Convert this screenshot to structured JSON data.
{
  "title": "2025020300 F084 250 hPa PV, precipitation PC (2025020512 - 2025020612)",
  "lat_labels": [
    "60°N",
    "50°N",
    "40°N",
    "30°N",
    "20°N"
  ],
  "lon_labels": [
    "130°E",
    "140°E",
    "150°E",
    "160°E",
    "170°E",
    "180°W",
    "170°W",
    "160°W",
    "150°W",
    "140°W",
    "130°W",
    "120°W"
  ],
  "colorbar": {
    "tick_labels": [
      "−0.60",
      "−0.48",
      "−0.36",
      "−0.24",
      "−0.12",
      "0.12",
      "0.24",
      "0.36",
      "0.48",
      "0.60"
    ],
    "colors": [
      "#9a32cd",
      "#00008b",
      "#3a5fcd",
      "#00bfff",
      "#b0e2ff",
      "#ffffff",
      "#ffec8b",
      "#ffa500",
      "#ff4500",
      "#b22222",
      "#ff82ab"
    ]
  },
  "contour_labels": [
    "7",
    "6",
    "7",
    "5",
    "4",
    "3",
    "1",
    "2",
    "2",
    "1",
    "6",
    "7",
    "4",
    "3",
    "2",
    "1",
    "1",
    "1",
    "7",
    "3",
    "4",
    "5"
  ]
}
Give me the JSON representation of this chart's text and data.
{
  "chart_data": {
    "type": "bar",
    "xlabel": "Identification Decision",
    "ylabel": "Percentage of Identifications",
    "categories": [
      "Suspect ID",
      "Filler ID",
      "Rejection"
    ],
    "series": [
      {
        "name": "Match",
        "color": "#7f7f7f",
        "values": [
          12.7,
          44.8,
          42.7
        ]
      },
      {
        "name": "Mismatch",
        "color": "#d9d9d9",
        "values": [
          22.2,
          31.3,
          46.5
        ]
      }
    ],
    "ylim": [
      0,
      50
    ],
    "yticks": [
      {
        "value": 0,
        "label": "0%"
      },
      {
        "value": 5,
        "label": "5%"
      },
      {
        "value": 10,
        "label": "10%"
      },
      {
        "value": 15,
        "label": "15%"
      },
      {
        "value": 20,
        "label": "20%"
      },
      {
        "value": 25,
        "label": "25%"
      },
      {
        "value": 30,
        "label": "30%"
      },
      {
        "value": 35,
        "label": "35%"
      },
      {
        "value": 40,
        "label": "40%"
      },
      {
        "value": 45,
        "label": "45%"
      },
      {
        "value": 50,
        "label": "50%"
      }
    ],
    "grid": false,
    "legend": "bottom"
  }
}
* * *
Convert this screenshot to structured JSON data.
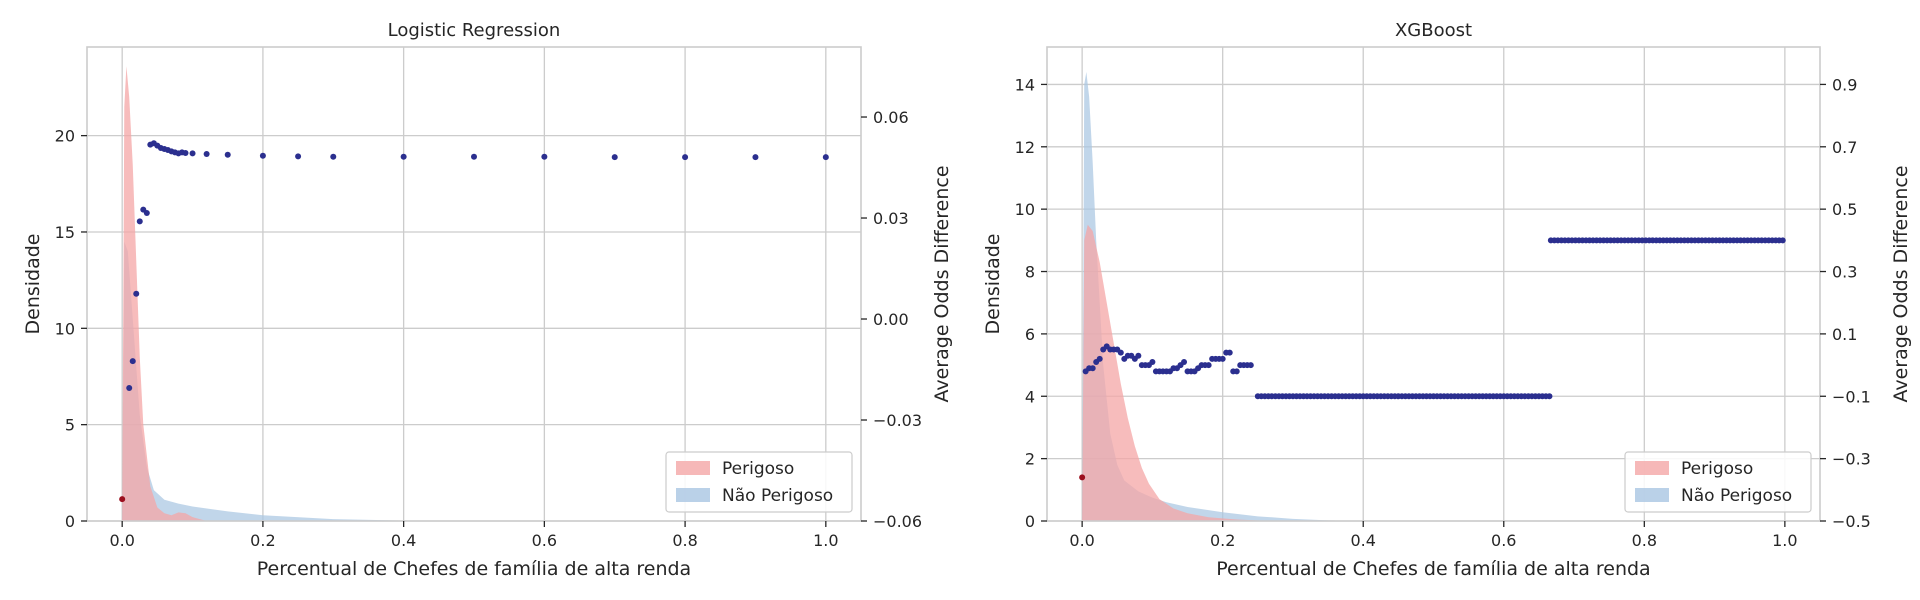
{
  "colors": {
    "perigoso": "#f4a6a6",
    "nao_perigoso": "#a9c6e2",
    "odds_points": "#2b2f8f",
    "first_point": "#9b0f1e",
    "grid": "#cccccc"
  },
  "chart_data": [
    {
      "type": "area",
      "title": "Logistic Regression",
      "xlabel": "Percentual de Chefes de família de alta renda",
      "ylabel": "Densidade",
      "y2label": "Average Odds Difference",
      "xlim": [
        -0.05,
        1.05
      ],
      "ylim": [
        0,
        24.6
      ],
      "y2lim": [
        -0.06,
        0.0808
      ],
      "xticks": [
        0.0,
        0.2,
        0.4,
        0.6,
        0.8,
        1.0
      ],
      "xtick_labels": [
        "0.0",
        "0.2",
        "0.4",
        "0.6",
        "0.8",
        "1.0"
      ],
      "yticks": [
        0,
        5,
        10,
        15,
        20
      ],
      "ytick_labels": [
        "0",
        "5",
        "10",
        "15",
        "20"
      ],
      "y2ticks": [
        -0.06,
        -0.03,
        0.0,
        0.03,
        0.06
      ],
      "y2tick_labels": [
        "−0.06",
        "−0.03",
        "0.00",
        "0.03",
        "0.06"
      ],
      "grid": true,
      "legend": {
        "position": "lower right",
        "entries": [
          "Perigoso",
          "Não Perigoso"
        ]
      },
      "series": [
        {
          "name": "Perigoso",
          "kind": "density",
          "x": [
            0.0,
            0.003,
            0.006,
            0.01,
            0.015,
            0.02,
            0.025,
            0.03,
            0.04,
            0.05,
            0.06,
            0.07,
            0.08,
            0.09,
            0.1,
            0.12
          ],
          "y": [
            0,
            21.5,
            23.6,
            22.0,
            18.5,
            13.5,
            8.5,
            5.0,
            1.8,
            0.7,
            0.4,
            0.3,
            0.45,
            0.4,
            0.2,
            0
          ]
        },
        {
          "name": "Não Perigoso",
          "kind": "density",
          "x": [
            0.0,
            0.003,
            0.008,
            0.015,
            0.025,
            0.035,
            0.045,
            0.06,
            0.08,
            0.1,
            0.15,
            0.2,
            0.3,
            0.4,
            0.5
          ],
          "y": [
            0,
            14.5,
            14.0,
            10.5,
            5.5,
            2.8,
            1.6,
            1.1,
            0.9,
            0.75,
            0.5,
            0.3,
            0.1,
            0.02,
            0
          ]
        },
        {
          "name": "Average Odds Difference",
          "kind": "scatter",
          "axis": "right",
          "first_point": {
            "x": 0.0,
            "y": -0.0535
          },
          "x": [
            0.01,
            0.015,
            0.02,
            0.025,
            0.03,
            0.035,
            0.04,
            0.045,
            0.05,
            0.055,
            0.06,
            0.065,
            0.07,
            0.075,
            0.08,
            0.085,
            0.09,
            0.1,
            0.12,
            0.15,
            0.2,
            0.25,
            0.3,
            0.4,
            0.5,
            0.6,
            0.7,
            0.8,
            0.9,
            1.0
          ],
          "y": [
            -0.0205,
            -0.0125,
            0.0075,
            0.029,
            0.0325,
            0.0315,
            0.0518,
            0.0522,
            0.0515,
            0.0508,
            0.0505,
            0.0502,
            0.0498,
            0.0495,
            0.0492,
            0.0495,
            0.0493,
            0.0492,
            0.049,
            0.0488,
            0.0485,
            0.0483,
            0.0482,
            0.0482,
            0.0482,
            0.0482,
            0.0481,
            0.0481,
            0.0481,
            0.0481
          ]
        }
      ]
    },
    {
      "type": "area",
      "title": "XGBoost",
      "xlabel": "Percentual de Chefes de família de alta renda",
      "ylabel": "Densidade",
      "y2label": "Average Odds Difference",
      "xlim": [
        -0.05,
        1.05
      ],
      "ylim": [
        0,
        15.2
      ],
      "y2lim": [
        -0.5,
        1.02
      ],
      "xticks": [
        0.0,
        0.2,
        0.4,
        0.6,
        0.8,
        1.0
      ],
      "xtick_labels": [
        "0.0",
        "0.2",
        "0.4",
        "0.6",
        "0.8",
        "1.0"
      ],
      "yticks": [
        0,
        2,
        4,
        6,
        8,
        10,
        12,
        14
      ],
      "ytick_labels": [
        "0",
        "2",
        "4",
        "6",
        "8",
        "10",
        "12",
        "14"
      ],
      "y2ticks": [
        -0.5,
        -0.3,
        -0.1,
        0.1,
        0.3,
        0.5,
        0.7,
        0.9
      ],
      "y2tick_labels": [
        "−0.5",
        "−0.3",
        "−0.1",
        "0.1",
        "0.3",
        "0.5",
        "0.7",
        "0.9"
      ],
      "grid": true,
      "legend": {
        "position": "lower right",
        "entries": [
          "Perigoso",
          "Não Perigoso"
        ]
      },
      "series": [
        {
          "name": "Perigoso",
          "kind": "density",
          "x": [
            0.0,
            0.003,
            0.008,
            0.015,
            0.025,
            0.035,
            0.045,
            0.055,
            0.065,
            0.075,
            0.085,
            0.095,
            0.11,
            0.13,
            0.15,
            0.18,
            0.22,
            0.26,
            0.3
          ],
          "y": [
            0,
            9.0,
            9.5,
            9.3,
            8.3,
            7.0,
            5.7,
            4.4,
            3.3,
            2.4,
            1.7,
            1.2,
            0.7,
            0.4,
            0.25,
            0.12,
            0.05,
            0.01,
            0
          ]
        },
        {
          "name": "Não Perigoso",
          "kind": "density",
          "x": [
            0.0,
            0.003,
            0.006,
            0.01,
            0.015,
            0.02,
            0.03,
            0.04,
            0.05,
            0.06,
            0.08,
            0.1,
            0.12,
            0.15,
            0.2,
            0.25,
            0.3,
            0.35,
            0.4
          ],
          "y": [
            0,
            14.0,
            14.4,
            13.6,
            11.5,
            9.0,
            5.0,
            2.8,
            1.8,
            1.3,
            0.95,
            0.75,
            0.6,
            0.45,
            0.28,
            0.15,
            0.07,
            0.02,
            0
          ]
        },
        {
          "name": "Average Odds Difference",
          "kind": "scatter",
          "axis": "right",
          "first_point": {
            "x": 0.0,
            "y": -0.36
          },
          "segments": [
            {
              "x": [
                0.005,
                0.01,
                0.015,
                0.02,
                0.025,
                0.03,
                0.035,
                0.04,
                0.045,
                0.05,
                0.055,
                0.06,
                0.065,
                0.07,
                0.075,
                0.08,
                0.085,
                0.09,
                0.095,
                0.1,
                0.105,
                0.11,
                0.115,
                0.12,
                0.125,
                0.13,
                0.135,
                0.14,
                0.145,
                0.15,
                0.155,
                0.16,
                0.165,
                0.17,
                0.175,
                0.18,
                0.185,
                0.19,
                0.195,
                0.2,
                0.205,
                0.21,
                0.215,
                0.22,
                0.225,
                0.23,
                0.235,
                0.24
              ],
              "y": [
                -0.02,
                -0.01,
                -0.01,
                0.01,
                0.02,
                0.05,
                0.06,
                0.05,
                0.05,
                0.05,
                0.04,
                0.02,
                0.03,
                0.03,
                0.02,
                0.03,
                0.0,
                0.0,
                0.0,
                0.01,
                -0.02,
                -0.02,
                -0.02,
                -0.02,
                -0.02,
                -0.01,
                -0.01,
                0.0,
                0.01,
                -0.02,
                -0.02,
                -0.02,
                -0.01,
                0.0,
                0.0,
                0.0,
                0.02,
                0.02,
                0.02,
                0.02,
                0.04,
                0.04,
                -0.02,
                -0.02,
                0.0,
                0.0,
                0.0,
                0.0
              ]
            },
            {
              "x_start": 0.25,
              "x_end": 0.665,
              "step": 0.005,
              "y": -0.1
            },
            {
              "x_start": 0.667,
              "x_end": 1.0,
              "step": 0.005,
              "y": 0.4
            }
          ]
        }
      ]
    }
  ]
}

● What is being asked: Every line in the data that holds "grid" should be copied out.

● Exercise answer:
    "grid": false,
    "grid": "#cccccc"
      "grid": true,
      "grid": true,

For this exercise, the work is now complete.